- Records from a data collection -

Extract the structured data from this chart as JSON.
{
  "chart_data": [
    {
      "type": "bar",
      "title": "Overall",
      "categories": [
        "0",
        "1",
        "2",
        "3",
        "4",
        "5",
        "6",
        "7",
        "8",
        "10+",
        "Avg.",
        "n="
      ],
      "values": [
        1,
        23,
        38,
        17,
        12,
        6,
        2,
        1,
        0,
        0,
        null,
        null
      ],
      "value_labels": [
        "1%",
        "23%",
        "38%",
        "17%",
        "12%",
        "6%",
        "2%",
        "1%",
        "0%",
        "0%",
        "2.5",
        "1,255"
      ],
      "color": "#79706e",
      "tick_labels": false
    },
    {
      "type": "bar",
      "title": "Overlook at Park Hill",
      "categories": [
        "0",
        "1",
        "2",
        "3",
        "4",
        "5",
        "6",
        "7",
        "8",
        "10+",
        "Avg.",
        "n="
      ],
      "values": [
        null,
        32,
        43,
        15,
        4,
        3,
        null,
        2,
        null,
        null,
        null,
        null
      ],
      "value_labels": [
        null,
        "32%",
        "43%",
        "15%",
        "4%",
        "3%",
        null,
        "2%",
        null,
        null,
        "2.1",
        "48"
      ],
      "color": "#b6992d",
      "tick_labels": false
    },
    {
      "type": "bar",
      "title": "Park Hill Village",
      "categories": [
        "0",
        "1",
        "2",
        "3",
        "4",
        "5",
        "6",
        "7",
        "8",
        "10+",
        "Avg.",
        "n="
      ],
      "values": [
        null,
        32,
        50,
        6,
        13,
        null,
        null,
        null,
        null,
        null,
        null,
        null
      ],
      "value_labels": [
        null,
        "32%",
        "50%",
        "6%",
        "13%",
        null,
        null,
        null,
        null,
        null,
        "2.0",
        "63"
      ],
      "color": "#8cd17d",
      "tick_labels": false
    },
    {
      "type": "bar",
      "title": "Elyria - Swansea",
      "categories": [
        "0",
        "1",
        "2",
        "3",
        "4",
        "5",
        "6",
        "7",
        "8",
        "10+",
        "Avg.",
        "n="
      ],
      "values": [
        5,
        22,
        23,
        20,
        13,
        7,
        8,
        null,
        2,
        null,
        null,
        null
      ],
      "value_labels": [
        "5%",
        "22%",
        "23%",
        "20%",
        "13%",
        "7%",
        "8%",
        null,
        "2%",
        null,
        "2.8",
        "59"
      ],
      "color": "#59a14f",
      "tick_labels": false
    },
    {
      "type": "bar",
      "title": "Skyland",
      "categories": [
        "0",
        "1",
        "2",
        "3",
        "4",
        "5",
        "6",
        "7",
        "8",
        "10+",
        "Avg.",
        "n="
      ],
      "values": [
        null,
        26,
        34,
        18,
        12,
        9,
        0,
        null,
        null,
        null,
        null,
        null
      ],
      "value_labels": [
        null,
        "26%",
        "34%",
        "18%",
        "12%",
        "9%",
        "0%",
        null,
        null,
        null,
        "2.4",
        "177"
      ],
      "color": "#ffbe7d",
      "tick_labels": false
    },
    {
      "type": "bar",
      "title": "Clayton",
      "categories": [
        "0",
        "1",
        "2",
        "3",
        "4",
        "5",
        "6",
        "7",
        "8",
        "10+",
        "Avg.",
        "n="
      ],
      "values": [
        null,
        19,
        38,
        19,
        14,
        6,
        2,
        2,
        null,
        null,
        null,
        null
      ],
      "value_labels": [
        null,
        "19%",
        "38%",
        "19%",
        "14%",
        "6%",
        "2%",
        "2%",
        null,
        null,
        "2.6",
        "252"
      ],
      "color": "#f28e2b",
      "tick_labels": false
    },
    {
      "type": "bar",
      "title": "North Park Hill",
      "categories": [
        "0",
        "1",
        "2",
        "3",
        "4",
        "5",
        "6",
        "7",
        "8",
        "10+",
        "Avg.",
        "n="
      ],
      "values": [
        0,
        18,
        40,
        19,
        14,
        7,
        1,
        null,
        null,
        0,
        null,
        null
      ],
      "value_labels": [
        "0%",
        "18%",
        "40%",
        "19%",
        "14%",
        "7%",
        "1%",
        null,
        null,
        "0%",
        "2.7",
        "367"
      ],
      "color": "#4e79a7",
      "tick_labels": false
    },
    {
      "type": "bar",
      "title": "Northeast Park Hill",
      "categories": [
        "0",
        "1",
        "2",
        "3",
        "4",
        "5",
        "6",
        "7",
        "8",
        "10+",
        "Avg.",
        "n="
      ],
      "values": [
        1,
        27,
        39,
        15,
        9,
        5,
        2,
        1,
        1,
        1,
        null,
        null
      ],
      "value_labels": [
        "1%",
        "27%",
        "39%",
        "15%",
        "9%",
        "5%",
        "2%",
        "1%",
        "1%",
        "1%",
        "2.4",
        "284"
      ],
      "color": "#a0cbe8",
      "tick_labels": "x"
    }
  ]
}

- Set exercise -
Write out every entry exactly as given.

- The answer -
Extract the structured data from this chart as JSON.
{
  "chart_data": [
    {
      "type": "bar",
      "title": "Overall",
      "categories": [
        "0",
        "1",
        "2",
        "3",
        "4",
        "5",
        "6",
        "7",
        "8",
        "10+",
        "Avg.",
        "n="
      ],
      "values": [
        1,
        23,
        38,
        17,
        12,
        6,
        2,
        1,
        0,
        0,
        null,
        null
      ],
      "value_labels": [
        "1%",
        "23%",
        "38%",
        "17%",
        "12%",
        "6%",
        "2%",
        "1%",
        "0%",
        "0%",
        "2.5",
        "1,255"
      ],
      "color": "#79706e",
      "tick_labels": false
    },
    {
      "type": "bar",
      "title": "Overlook at Park Hill",
      "categories": [
        "0",
        "1",
        "2",
        "3",
        "4",
        "5",
        "6",
        "7",
        "8",
        "10+",
        "Avg.",
        "n="
      ],
      "values": [
        null,
        32,
        43,
        15,
        4,
        3,
        null,
        2,
        null,
        null,
        null,
        null
      ],
      "value_labels": [
        null,
        "32%",
        "43%",
        "15%",
        "4%",
        "3%",
        null,
        "2%",
        null,
        null,
        "2.1",
        "48"
      ],
      "color": "#b6992d",
      "tick_labels": false
    },
    {
      "type": "bar",
      "title": "Park Hill Village",
      "categories": [
        "0",
        "1",
        "2",
        "3",
        "4",
        "5",
        "6",
        "7",
        "8",
        "10+",
        "Avg.",
        "n="
      ],
      "values": [
        null,
        32,
        50,
        6,
        13,
        null,
        null,
        null,
        null,
        null,
        null,
        null
      ],
      "value_labels": [
        null,
        "32%",
        "50%",
        "6%",
        "13%",
        null,
        null,
        null,
        null,
        null,
        "2.0",
        "63"
      ],
      "color": "#8cd17d",
      "tick_labels": false
    },
    {
      "type": "bar",
      "title": "Elyria - Swansea",
      "categories": [
        "0",
        "1",
        "2",
        "3",
        "4",
        "5",
        "6",
        "7",
        "8",
        "10+",
        "Avg.",
        "n="
      ],
      "values": [
        5,
        22,
        23,
        20,
        13,
        7,
        8,
        null,
        2,
        null,
        null,
        null
      ],
      "value_labels": [
        "5%",
        "22%",
        "23%",
        "20%",
        "13%",
        "7%",
        "8%",
        null,
        "2%",
        null,
        "2.8",
        "59"
      ],
      "color": "#59a14f",
      "tick_labels": false
    },
    {
      "type": "bar",
      "title": "Skyland",
      "categories": [
        "0",
        "1",
        "2",
        "3",
        "4",
        "5",
        "6",
        "7",
        "8",
        "10+",
        "Avg.",
        "n="
      ],
      "values": [
        null,
        26,
        34,
        18,
        12,
        9,
        0,
        null,
        null,
        null,
        null,
        null
      ],
      "value_labels": [
        null,
        "26%",
        "34%",
        "18%",
        "12%",
        "9%",
        "0%",
        null,
        null,
        null,
        "2.4",
        "177"
      ],
      "color": "#ffbe7d",
      "tick_labels": false
    },
    {
      "type": "bar",
      "title": "Clayton",
      "categories": [
        "0",
        "1",
        "2",
        "3",
        "4",
        "5",
        "6",
        "7",
        "8",
        "10+",
        "Avg.",
        "n="
      ],
      "values": [
        null,
        19,
        38,
        19,
        14,
        6,
        2,
        2,
        null,
        null,
        null,
        null
      ],
      "value_labels": [
        null,
        "19%",
        "38%",
        "19%",
        "14%",
        "6%",
        "2%",
        "2%",
        null,
        null,
        "2.6",
        "252"
      ],
      "color": "#f28e2b",
      "tick_labels": false
    },
    {
      "type": "bar",
      "title": "North Park Hill",
      "categories": [
        "0",
        "1",
        "2",
        "3",
        "4",
        "5",
        "6",
        "7",
        "8",
        "10+",
        "Avg.",
        "n="
      ],
      "values": [
        0,
        18,
        40,
        19,
        14,
        7,
        1,
        null,
        null,
        0,
        null,
        null
      ],
      "value_labels": [
        "0%",
        "18%",
        "40%",
        "19%",
        "14%",
        "7%",
        "1%",
        null,
        null,
        "0%",
        "2.7",
        "367"
      ],
      "color": "#4e79a7",
      "tick_labels": false
    },
    {
      "type": "bar",
      "title": "Northeast Park Hill",
      "categories": [
        "0",
        "1",
        "2",
        "3",
        "4",
        "5",
        "6",
        "7",
        "8",
        "10+",
        "Avg.",
        "n="
      ],
      "values": [
        1,
        27,
        39,
        15,
        9,
        5,
        2,
        1,
        1,
        1,
        null,
        null
      ],
      "value_labels": [
        "1%",
        "27%",
        "39%",
        "15%",
        "9%",
        "5%",
        "2%",
        "1%",
        "1%",
        "1%",
        "2.4",
        "284"
      ],
      "color": "#a0cbe8",
      "tick_labels": "x"
    }
  ]
}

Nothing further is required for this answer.